**WHAT IS EXPECTED**
Read through the entries below and return each line with the word "text".

**Recorded data**
════════
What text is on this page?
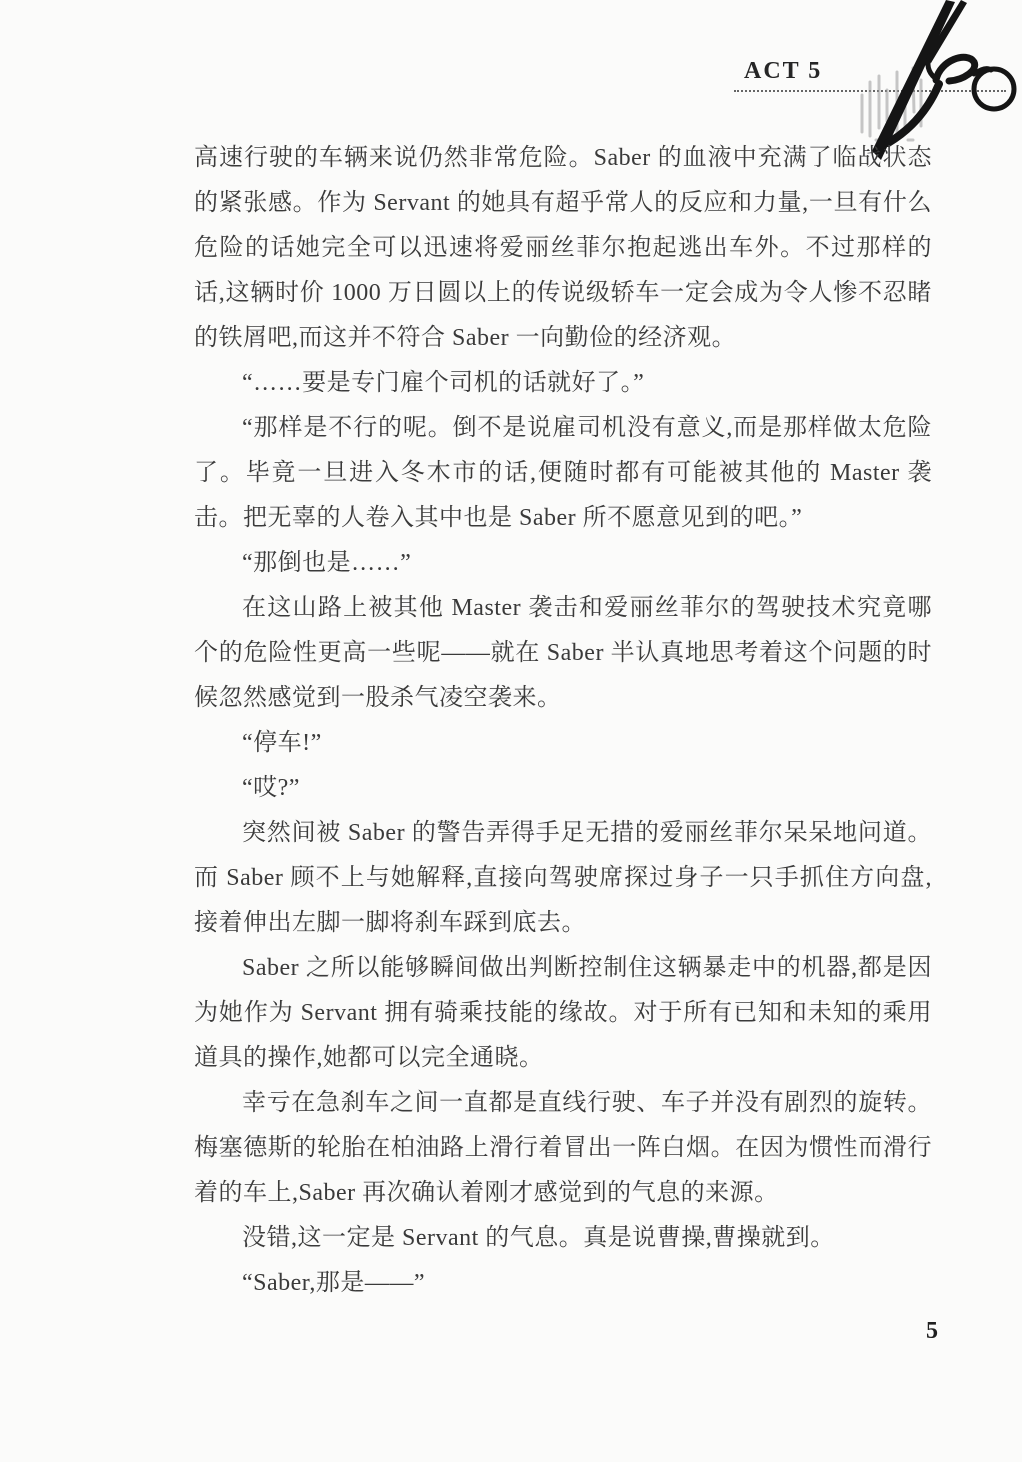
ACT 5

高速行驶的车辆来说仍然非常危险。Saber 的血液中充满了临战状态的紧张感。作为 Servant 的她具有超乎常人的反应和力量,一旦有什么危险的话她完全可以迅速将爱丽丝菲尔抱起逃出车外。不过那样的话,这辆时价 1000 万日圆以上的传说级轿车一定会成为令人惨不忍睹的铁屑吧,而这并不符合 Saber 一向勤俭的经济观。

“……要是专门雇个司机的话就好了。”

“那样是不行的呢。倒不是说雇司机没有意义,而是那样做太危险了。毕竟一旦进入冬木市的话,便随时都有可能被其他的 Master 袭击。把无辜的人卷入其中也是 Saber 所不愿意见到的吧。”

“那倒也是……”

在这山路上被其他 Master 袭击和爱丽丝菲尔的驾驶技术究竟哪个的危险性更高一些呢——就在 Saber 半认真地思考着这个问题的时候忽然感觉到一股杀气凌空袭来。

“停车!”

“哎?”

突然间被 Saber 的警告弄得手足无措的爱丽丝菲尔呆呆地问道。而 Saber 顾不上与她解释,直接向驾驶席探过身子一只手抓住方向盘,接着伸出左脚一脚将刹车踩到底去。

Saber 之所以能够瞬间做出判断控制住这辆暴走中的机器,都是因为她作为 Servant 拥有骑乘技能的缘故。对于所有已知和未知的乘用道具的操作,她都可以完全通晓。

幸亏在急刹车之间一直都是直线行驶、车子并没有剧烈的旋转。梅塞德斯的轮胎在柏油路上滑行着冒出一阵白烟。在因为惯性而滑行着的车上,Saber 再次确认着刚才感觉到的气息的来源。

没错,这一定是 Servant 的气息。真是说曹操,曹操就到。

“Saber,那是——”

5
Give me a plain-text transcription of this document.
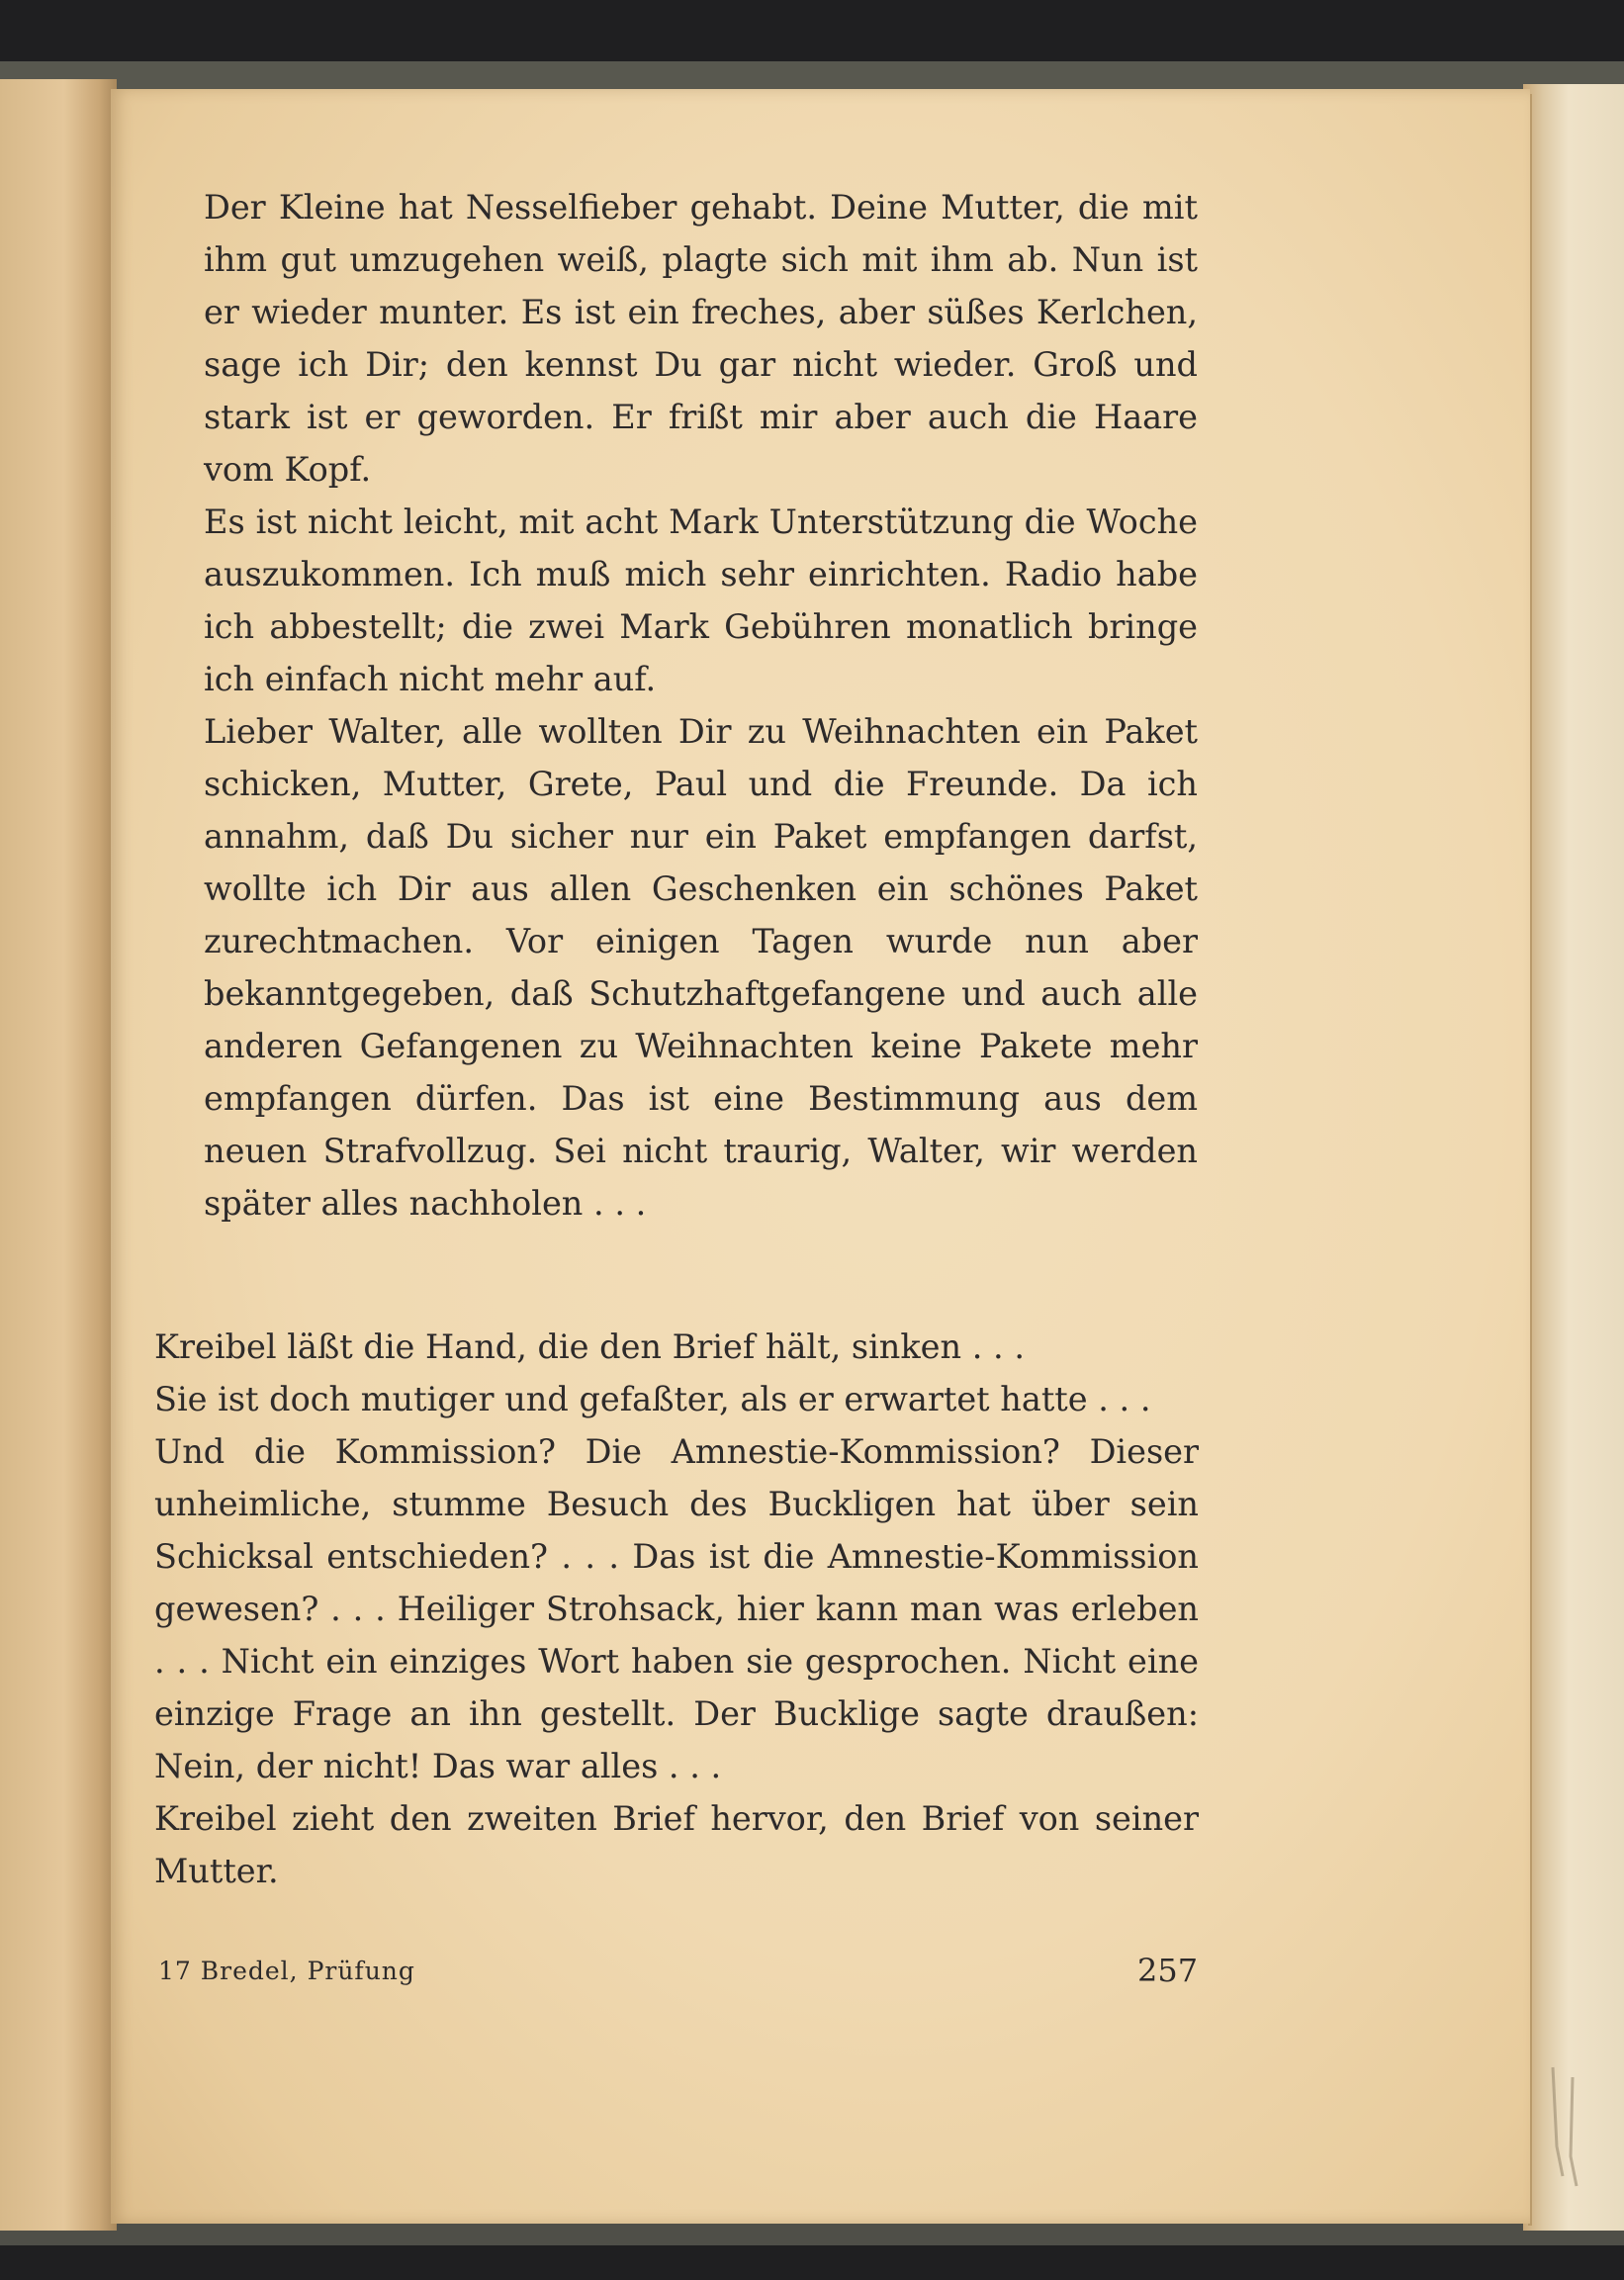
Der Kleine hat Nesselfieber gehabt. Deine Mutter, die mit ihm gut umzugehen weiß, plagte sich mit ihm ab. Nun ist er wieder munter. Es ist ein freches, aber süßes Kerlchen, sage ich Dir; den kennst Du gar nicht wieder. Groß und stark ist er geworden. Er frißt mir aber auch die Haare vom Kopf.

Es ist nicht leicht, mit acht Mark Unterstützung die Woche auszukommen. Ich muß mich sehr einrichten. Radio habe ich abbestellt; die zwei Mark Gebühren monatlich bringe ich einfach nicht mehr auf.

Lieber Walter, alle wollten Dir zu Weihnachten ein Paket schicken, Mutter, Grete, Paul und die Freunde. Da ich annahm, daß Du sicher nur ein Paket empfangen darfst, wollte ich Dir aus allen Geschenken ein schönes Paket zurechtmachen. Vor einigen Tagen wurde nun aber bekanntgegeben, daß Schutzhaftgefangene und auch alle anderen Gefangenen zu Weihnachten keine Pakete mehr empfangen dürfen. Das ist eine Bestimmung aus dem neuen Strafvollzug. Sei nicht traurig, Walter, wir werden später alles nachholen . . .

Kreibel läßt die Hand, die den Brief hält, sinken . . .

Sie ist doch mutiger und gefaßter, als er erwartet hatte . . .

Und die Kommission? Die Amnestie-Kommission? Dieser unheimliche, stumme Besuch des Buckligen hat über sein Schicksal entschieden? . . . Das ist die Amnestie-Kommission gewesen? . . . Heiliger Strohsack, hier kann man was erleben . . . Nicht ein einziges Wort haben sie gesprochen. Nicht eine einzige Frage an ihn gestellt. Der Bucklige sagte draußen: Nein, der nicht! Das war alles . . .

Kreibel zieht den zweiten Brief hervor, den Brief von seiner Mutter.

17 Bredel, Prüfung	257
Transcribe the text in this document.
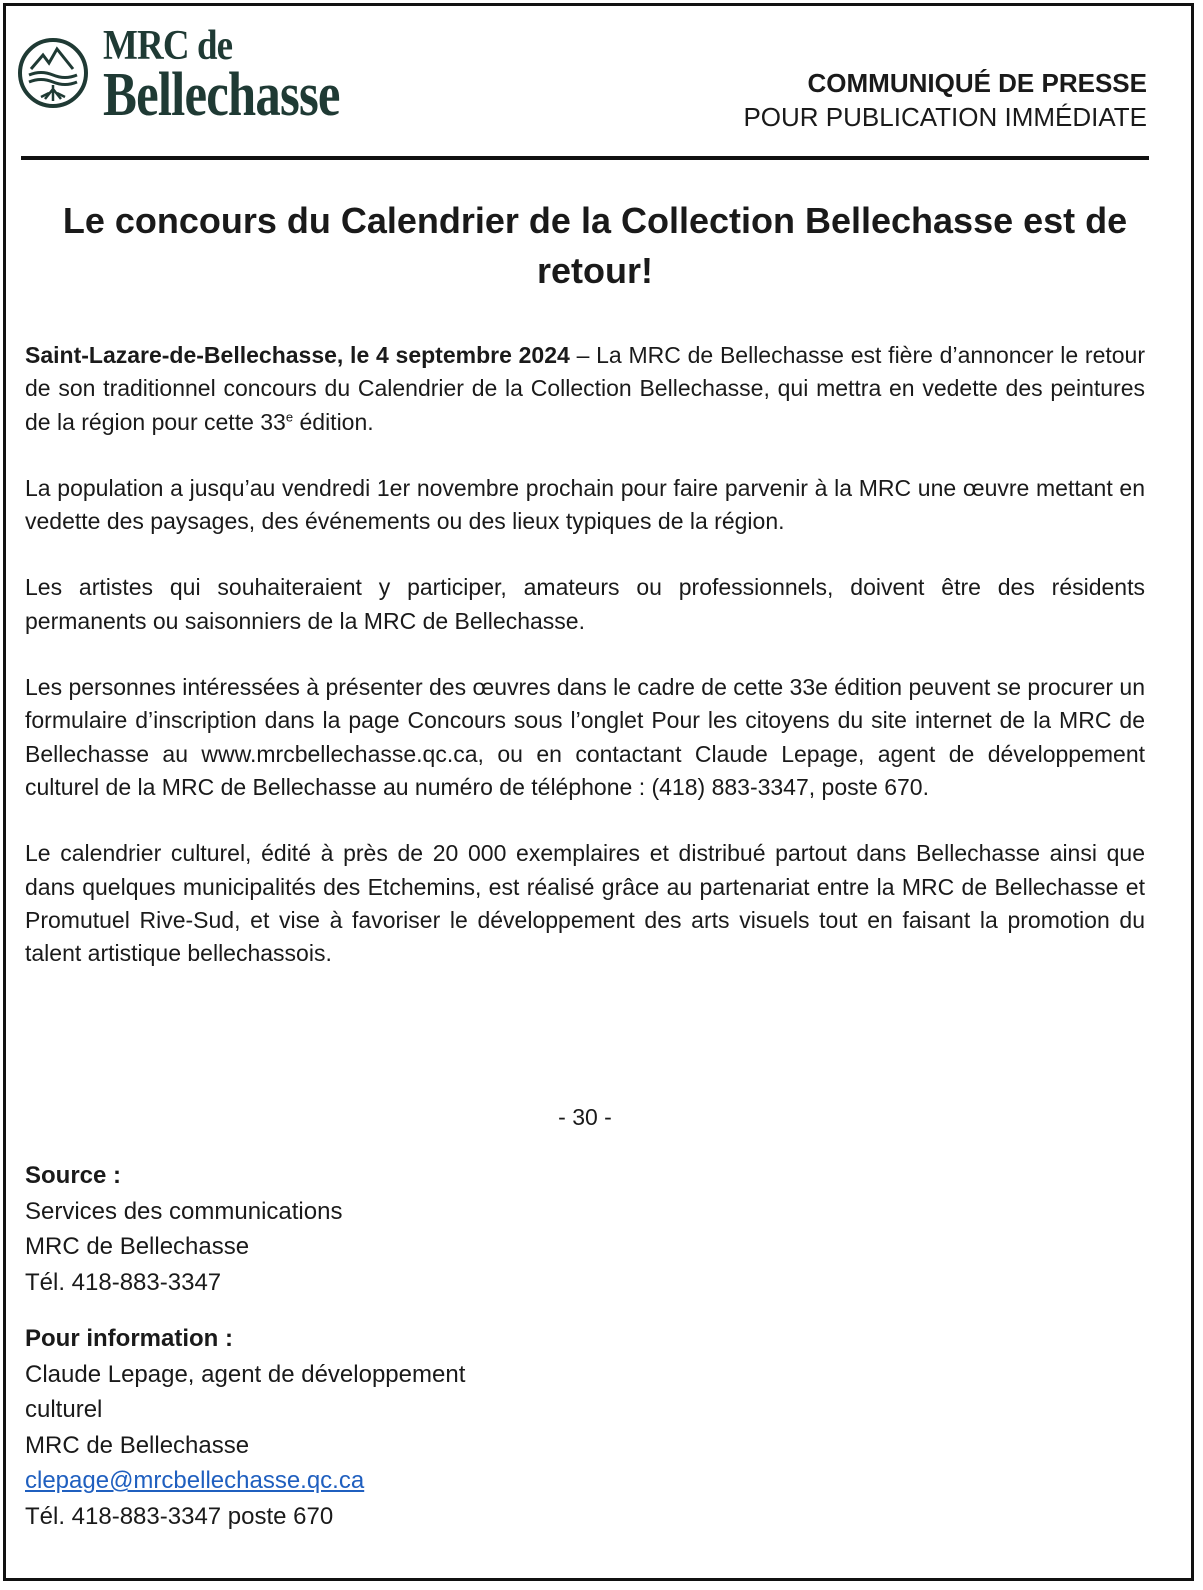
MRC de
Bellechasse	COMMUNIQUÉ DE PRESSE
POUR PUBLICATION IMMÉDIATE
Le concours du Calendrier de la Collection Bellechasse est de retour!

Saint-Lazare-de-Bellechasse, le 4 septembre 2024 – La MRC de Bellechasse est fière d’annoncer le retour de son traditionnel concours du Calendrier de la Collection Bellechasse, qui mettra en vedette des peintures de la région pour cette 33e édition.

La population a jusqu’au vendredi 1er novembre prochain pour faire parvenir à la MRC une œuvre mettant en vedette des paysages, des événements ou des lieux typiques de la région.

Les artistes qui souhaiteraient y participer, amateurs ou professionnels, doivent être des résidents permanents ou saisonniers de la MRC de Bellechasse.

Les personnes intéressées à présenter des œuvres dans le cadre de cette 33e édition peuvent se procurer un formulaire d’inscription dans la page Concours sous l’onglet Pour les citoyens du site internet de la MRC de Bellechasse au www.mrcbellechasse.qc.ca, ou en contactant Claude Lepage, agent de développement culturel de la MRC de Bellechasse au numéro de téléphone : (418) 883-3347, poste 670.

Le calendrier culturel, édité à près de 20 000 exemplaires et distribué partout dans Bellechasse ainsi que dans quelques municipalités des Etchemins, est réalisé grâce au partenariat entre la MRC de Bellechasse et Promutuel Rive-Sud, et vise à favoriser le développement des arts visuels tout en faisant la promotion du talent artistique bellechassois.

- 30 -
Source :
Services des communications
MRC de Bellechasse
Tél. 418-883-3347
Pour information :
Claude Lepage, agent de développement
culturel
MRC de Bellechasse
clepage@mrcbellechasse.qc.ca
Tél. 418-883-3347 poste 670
════════
**THE COMPLETED TASK**
What text is on this page?
Give me a plain-text transcription of this document.
Transcribe the text in this document.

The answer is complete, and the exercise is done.